━━━ DATASET ENTRIES ━━━

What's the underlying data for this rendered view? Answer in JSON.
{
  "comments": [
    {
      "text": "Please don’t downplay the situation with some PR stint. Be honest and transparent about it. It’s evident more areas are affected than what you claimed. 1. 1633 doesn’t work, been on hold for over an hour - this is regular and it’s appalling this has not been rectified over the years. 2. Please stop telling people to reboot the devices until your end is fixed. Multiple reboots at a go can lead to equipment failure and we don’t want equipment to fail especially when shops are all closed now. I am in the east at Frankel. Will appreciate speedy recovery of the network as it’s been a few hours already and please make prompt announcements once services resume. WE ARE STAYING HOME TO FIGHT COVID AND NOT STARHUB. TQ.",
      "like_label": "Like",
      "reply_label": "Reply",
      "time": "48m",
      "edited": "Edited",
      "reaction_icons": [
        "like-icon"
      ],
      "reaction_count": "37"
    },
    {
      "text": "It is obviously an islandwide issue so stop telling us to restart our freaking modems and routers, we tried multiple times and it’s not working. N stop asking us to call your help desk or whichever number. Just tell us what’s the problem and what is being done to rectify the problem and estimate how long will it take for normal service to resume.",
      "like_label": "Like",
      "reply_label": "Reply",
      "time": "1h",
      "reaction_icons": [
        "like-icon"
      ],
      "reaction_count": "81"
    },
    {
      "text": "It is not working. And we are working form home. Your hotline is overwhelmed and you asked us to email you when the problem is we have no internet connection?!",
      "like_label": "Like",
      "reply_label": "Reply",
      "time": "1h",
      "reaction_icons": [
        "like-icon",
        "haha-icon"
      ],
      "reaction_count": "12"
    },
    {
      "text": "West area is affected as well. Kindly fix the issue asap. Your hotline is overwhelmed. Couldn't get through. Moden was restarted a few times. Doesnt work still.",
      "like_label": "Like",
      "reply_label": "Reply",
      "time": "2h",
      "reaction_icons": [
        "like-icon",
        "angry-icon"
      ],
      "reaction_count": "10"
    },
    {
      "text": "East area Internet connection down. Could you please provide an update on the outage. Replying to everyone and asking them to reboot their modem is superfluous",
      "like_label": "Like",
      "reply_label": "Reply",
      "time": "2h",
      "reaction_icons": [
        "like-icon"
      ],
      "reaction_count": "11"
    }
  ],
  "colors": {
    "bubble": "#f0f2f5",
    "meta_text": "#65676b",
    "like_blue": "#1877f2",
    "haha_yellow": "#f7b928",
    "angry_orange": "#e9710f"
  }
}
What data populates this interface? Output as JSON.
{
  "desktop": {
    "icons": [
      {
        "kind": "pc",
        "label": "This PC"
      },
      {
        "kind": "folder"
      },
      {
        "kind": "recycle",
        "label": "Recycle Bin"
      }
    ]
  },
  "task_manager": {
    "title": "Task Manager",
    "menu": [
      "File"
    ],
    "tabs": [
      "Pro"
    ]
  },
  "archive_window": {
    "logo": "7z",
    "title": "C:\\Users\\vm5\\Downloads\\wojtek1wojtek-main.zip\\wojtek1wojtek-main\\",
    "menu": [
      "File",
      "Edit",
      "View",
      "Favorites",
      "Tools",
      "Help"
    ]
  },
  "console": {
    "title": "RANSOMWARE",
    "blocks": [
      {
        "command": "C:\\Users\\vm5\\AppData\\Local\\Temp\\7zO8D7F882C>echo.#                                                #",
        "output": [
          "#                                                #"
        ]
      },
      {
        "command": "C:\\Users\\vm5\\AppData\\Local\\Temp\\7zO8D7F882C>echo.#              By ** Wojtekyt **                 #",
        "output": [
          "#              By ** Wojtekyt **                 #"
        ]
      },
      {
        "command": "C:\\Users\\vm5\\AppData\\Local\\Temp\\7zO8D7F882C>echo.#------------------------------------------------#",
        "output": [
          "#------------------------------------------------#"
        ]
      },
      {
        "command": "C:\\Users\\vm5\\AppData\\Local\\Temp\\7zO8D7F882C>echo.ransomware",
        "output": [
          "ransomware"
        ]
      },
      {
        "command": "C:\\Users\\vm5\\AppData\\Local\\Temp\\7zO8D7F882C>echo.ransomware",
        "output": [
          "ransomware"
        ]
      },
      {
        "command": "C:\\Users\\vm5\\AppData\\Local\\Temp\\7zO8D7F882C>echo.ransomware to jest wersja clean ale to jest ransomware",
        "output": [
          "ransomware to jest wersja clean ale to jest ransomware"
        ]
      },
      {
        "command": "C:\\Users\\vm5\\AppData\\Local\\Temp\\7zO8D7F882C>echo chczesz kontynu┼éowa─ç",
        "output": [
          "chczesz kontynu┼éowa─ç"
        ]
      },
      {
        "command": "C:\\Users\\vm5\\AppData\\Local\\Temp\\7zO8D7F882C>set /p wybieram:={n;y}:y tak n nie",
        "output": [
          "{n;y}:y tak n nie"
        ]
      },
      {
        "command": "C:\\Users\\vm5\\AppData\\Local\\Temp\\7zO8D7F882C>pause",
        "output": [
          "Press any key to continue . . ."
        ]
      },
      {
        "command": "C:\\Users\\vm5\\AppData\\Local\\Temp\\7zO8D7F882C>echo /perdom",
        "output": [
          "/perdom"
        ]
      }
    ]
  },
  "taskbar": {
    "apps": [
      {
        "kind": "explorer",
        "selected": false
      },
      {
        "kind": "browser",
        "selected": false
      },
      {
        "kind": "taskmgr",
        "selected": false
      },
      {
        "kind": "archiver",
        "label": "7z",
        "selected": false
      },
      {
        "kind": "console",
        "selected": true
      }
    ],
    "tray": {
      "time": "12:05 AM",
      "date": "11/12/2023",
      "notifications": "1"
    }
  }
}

━━━

> REQUIRED TASK
Find every line in the records above that holds the word "Wojtekyt", and copy each one.

> THE SOLUTION
        "command": "C:\\Users\\vm5\\AppData\\Local\\Temp\\7zO8D7F882C>echo.#              By ** Wojtekyt **                 #",
          "#              By ** Wojtekyt **                 #"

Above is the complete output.